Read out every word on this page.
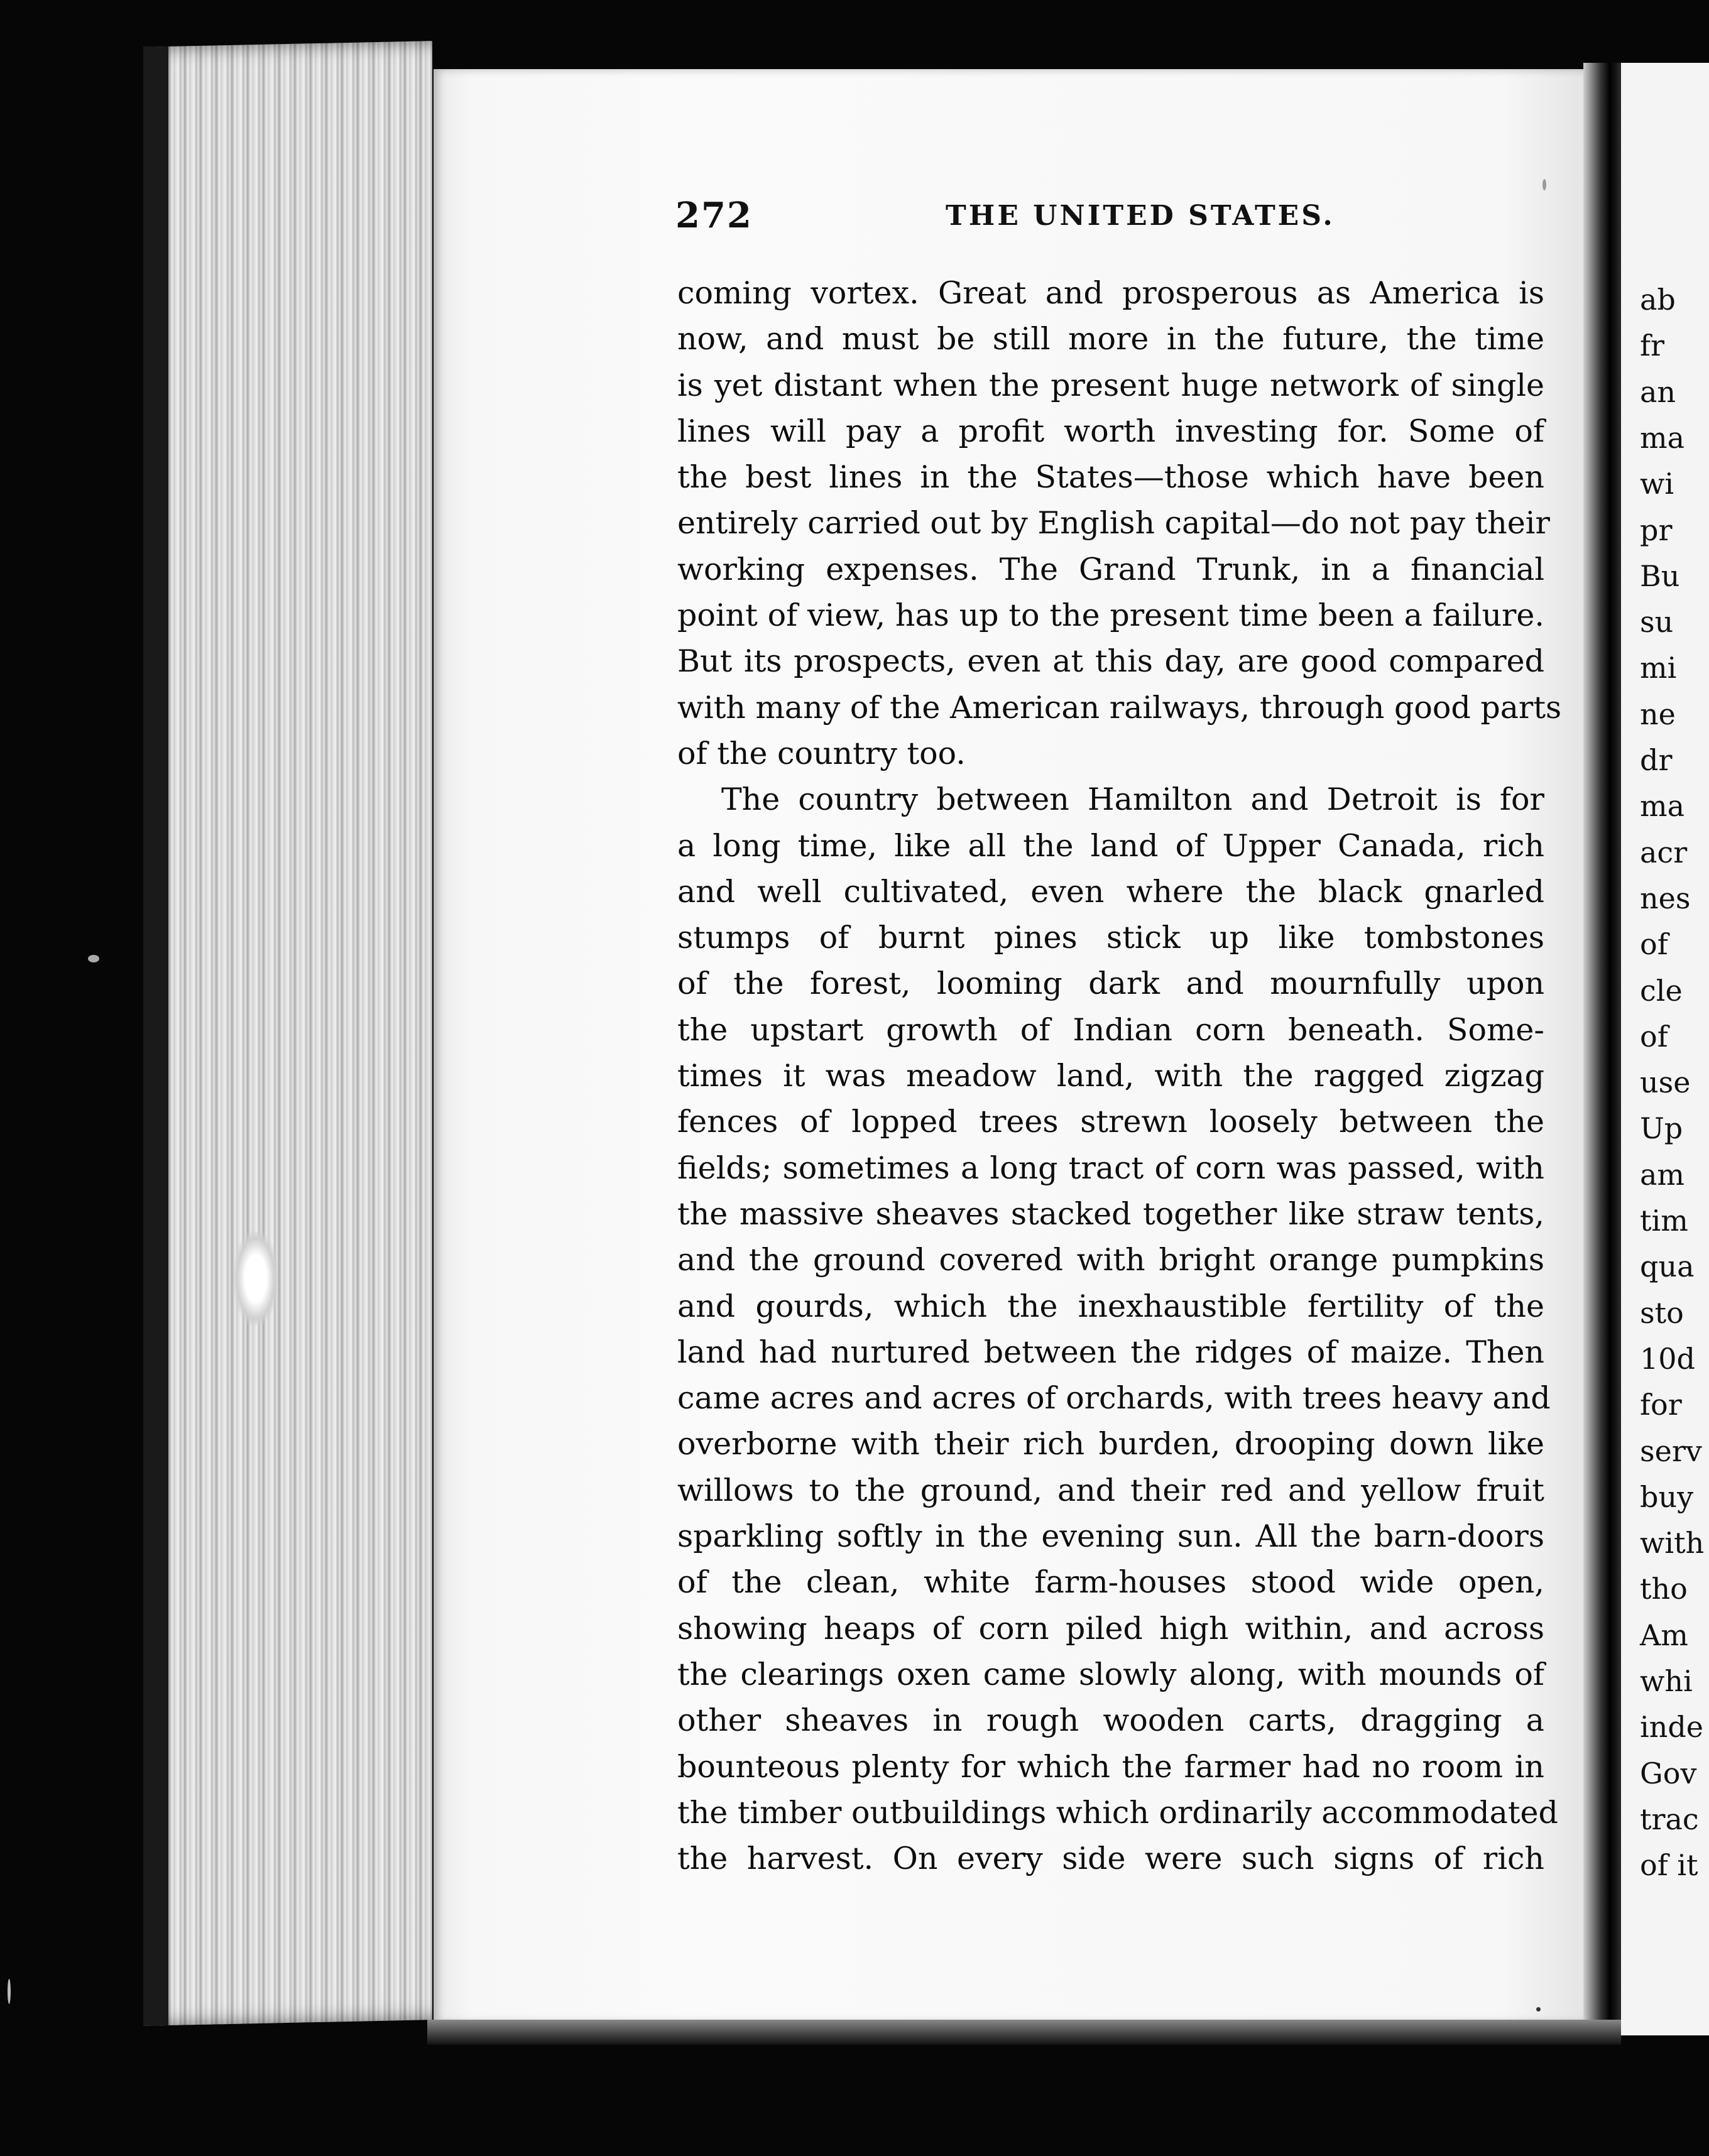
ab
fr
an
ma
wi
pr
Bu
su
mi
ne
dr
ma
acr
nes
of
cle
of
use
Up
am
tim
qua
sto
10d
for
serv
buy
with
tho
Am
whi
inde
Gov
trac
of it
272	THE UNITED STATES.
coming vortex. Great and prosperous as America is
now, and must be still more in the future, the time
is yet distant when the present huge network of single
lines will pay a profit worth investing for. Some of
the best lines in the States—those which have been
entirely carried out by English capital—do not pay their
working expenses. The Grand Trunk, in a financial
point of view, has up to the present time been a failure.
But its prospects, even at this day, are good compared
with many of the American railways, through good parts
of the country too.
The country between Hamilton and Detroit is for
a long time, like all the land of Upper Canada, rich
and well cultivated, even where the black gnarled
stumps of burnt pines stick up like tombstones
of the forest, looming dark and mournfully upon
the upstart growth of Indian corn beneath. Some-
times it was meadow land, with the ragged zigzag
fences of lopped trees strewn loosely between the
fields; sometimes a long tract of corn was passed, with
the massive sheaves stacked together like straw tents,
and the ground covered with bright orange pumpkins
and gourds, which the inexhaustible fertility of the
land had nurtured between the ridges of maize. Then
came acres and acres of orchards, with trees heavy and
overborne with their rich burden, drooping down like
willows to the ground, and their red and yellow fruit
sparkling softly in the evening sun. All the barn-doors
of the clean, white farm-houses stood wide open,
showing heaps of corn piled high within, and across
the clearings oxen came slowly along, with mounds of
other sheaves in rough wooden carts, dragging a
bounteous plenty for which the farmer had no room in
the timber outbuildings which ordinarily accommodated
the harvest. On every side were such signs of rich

■ ■ ■ ■ ■

Problem | In this exercise, set down all of the data exactly, without the pictures.

Correct response |
Read out every word on this page.
ab
fr
an
ma
wi
pr
Bu
su
mi
ne
dr
ma
acr
nes
of
cle
of
use
Up
am
tim
qua
sto
10d
for
serv
buy
with
tho
Am
whi
inde
Gov
trac
of it
272	THE UNITED STATES.
coming vortex. Great and prosperous as America is
now, and must be still more in the future, the time
is yet distant when the present huge network of single
lines will pay a profit worth investing for. Some of
the best lines in the States—those which have been
entirely carried out by English capital—do not pay their
working expenses. The Grand Trunk, in a financial
point of view, has up to the present time been a failure.
But its prospects, even at this day, are good compared
with many of the American railways, through good parts
of the country too.
The country between Hamilton and Detroit is for
a long time, like all the land of Upper Canada, rich
and well cultivated, even where the black gnarled
stumps of burnt pines stick up like tombstones
of the forest, looming dark and mournfully upon
the upstart growth of Indian corn beneath. Some-
times it was meadow land, with the ragged zigzag
fences of lopped trees strewn loosely between the
fields; sometimes a long tract of corn was passed, with
the massive sheaves stacked together like straw tents,
and the ground covered with bright orange pumpkins
and gourds, which the inexhaustible fertility of the
land had nurtured between the ridges of maize. Then
came acres and acres of orchards, with trees heavy and
overborne with their rich burden, drooping down like
willows to the ground, and their red and yellow fruit
sparkling softly in the evening sun. All the barn-doors
of the clean, white farm-houses stood wide open,
showing heaps of corn piled high within, and across
the clearings oxen came slowly along, with mounds of
other sheaves in rough wooden carts, dragging a
bounteous plenty for which the farmer had no room in
the timber outbuildings which ordinarily accommodated
the harvest. On every side were such signs of rich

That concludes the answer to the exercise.